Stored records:

--- Start ---

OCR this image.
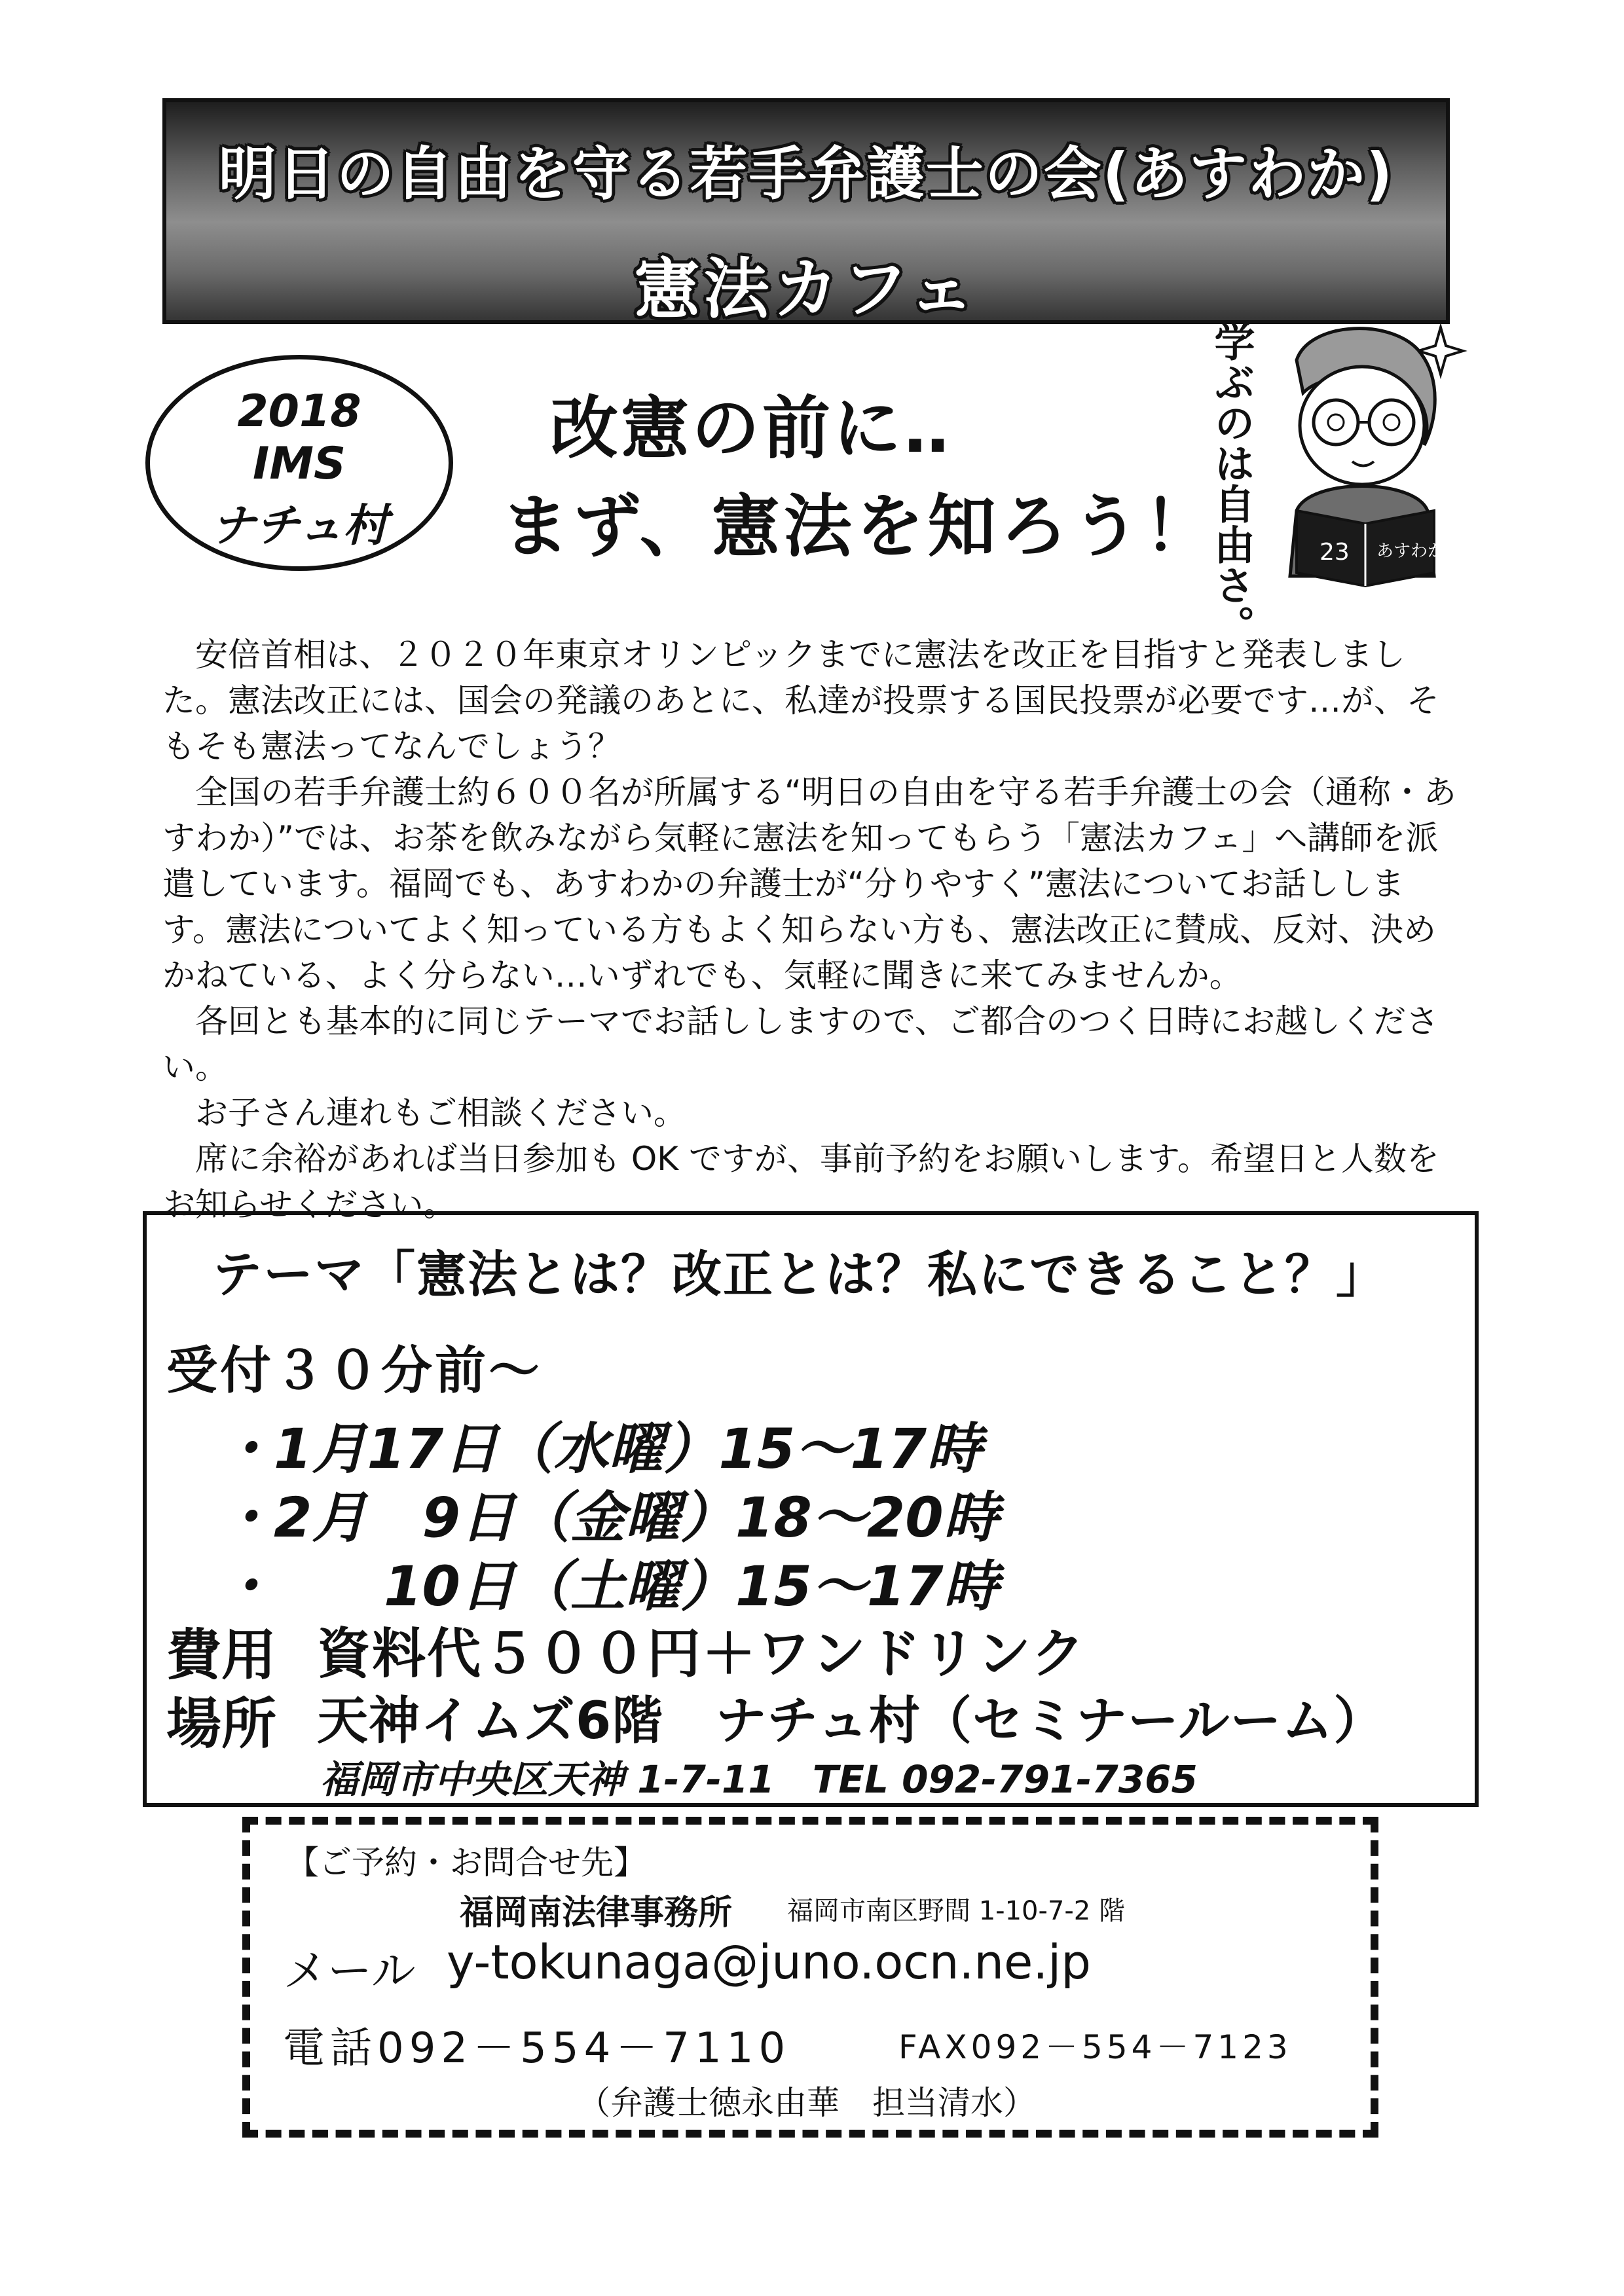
明日の自由を守る若手弁護士の会(あすわか)
憲法カフェ
2018
IMS
ナチュ村
改憲の前に‥
まず、憲法を知ろう！	23 あすわか
学ぶのは自由さ。

安倍首相は、２０２０年東京オリンピックまでに憲法を改正を目指すと発表しました。憲法改正には、国会の発議のあとに、私達が投票する国民投票が必要です…が、そもそも憲法ってなんでしょう？

全国の若手弁護士約６００名が所属する“明日の自由を守る若手弁護士の会（通称・あすわか）”では、お茶を飲みながら気軽に憲法を知ってもらう「憲法カフェ」へ講師を派遣しています。福岡でも、あすわかの弁護士が“分りやすく”憲法についてお話しします。憲法についてよく知っている方もよく知らない方も、憲法改正に賛成、反対、決めかねている、よく分らない…いずれでも、気軽に聞きに来てみませんか。

各回とも基本的に同じテーマでお話ししますので、ご都合のつく日時にお越しください。

お子さん連れもご相談ください。

席に余裕があれば当日参加も OK ですが、事前予約をお願いします。希望日と人数をお知らせください。

テーマ「憲法とは？改正とは？私にできること？」
受付３０分前～
・1月17日（水曜）15～17時
・2月　9日（金曜）18～20時
・　　10日（土曜）15～17時
費用 資料代５００円＋ワンドリンク
場所 天神イムズ6階　ナチュ村（セミナールーム）
福岡市中央区天神 1-7-11　TEL 092-791-7365
【ご予約・お問合せ先】
福岡南法律事務所 福岡市南区野間 1-10-7-2 階
メール y-tokunaga@juno.ocn.ne.jp
電話092－554－7110	FAX092－554－7123
（弁護士徳永由華　担当清水）
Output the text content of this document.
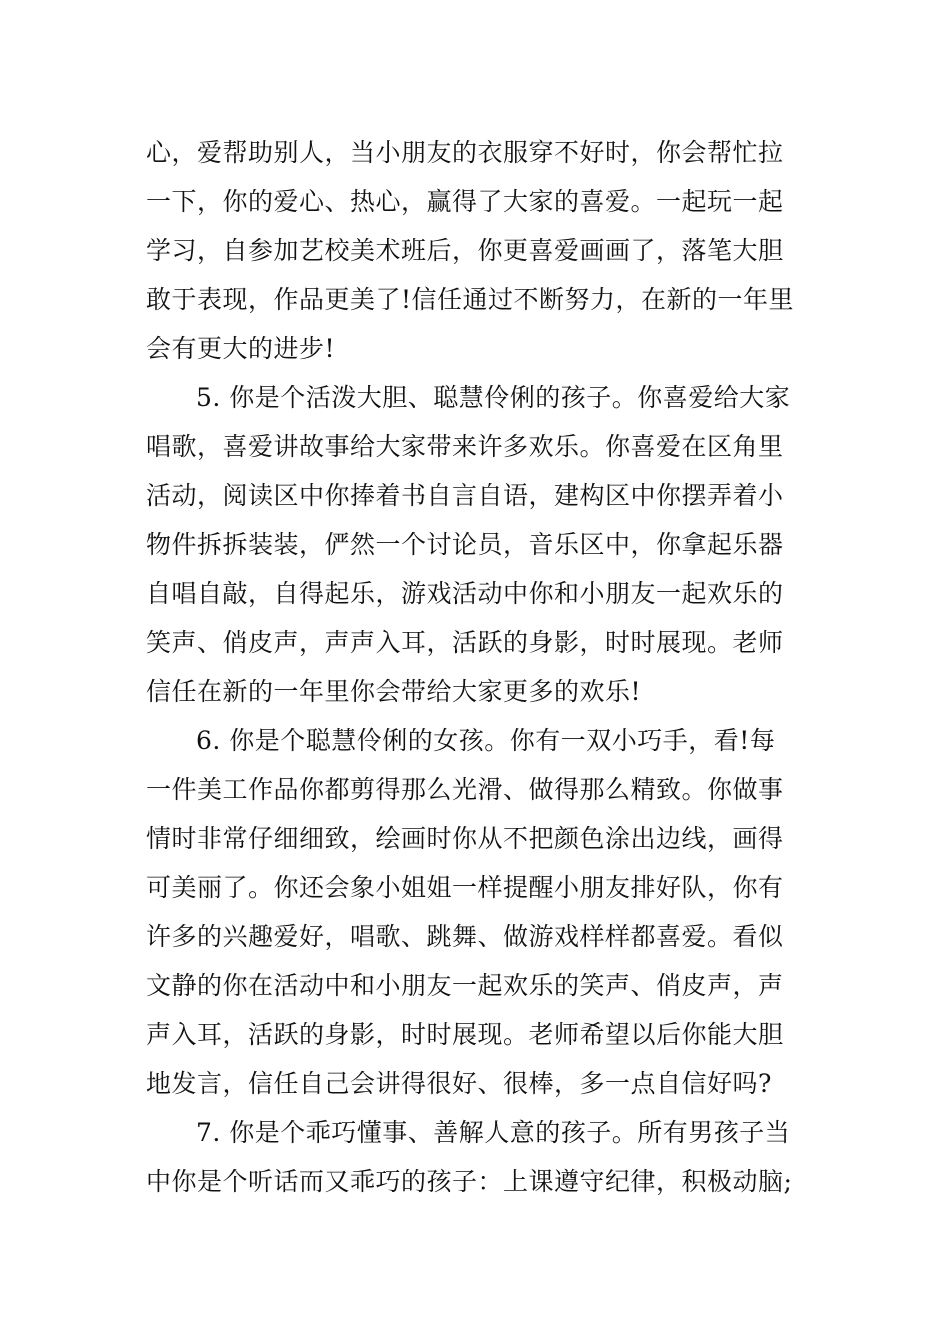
心，爱帮助别人，当小朋友的衣服穿不好时，你会帮忙拉
一下，你的爱心、热心，赢得了大家的喜爱。一起玩一起
学习，自参加艺校美术班后，你更喜爱画画了，落笔大胆
敢于表现，作品更美了!信任通过不断努力，在新的一年里
会有更大的进步!
5. 你是个活泼大胆、聪慧伶俐的孩子。你喜爱给大家
唱歌，喜爱讲故事给大家带来许多欢乐。你喜爱在区角里
活动，阅读区中你捧着书自言自语，建构区中你摆弄着小
物件拆拆装装，俨然一个讨论员，音乐区中，你拿起乐器
自唱自敲，自得起乐，游戏活动中你和小朋友一起欢乐的
笑声、俏皮声，声声入耳，活跃的身影，时时展现。老师
信任在新的一年里你会带给大家更多的欢乐!
6. 你是个聪慧伶俐的女孩。你有一双小巧手，看!每
一件美工作品你都剪得那么光滑、做得那么精致。你做事
情时非常仔细细致，绘画时你从不把颜色涂出边线，画得
可美丽了。你还会象小姐姐一样提醒小朋友排好队，你有
许多的兴趣爱好，唱歌、跳舞、做游戏样样都喜爱。看似
文静的你在活动中和小朋友一起欢乐的笑声、俏皮声，声
声入耳，活跃的身影，时时展现。老师希望以后你能大胆
地发言，信任自己会讲得很好、很棒，多一点自信好吗?
7. 你是个乖巧懂事、善解人意的孩子。所有男孩子当
中你是个听话而又乖巧的孩子：上课遵守纪律，积极动脑;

--- End ---

The request: Without the pictures, output the full listing exactly as it stands.

Response:
OCR this image.
明日の自由を守る若手弁護士の会(あすわか)
憲法カフェ
2018
IMS
ナチュ村
改憲の前に‥
まず、憲法を知ろう！	23 あすわか
学ぶのは自由さ。

安倍首相は、２０２０年東京オリンピックまでに憲法を改正を目指すと発表しました。憲法改正には、国会の発議のあとに、私達が投票する国民投票が必要です…が、そもそも憲法ってなんでしょう？

全国の若手弁護士約６００名が所属する“明日の自由を守る若手弁護士の会（通称・あすわか）”では、お茶を飲みながら気軽に憲法を知ってもらう「憲法カフェ」へ講師を派遣しています。福岡でも、あすわかの弁護士が“分りやすく”憲法についてお話しします。憲法についてよく知っている方もよく知らない方も、憲法改正に賛成、反対、決めかねている、よく分らない…いずれでも、気軽に聞きに来てみませんか。

各回とも基本的に同じテーマでお話ししますので、ご都合のつく日時にお越しください。

お子さん連れもご相談ください。

席に余裕があれば当日参加も OK ですが、事前予約をお願いします。希望日と人数をお知らせください。

テーマ「憲法とは？改正とは？私にできること？」
受付３０分前～
・1月17日（水曜）15～17時
・2月　9日（金曜）18～20時
・　　10日（土曜）15～17時
費用 資料代５００円＋ワンドリンク
場所 天神イムズ6階　ナチュ村（セミナールーム）
福岡市中央区天神 1-7-11　TEL 092-791-7365
【ご予約・お問合せ先】
福岡南法律事務所 福岡市南区野間 1-10-7-2 階
メール y-tokunaga@juno.ocn.ne.jp
電話092－554－7110	FAX092－554－7123
（弁護士徳永由華　担当清水）
Output the text content of this document.
心，爱帮助别人，当小朋友的衣服穿不好时，你会帮忙拉
一下，你的爱心、热心，赢得了大家的喜爱。一起玩一起
学习，自参加艺校美术班后，你更喜爱画画了，落笔大胆
敢于表现，作品更美了!信任通过不断努力，在新的一年里
会有更大的进步!
5. 你是个活泼大胆、聪慧伶俐的孩子。你喜爱给大家
唱歌，喜爱讲故事给大家带来许多欢乐。你喜爱在区角里
活动，阅读区中你捧着书自言自语，建构区中你摆弄着小
物件拆拆装装，俨然一个讨论员，音乐区中，你拿起乐器
自唱自敲，自得起乐，游戏活动中你和小朋友一起欢乐的
笑声、俏皮声，声声入耳，活跃的身影，时时展现。老师
信任在新的一年里你会带给大家更多的欢乐!
6. 你是个聪慧伶俐的女孩。你有一双小巧手，看!每
一件美工作品你都剪得那么光滑、做得那么精致。你做事
情时非常仔细细致，绘画时你从不把颜色涂出边线，画得
可美丽了。你还会象小姐姐一样提醒小朋友排好队，你有
许多的兴趣爱好，唱歌、跳舞、做游戏样样都喜爱。看似
文静的你在活动中和小朋友一起欢乐的笑声、俏皮声，声
声入耳，活跃的身影，时时展现。老师希望以后你能大胆
地发言，信任自己会讲得很好、很棒，多一点自信好吗?
7. 你是个乖巧懂事、善解人意的孩子。所有男孩子当
中你是个听话而又乖巧的孩子：上课遵守纪律，积极动脑;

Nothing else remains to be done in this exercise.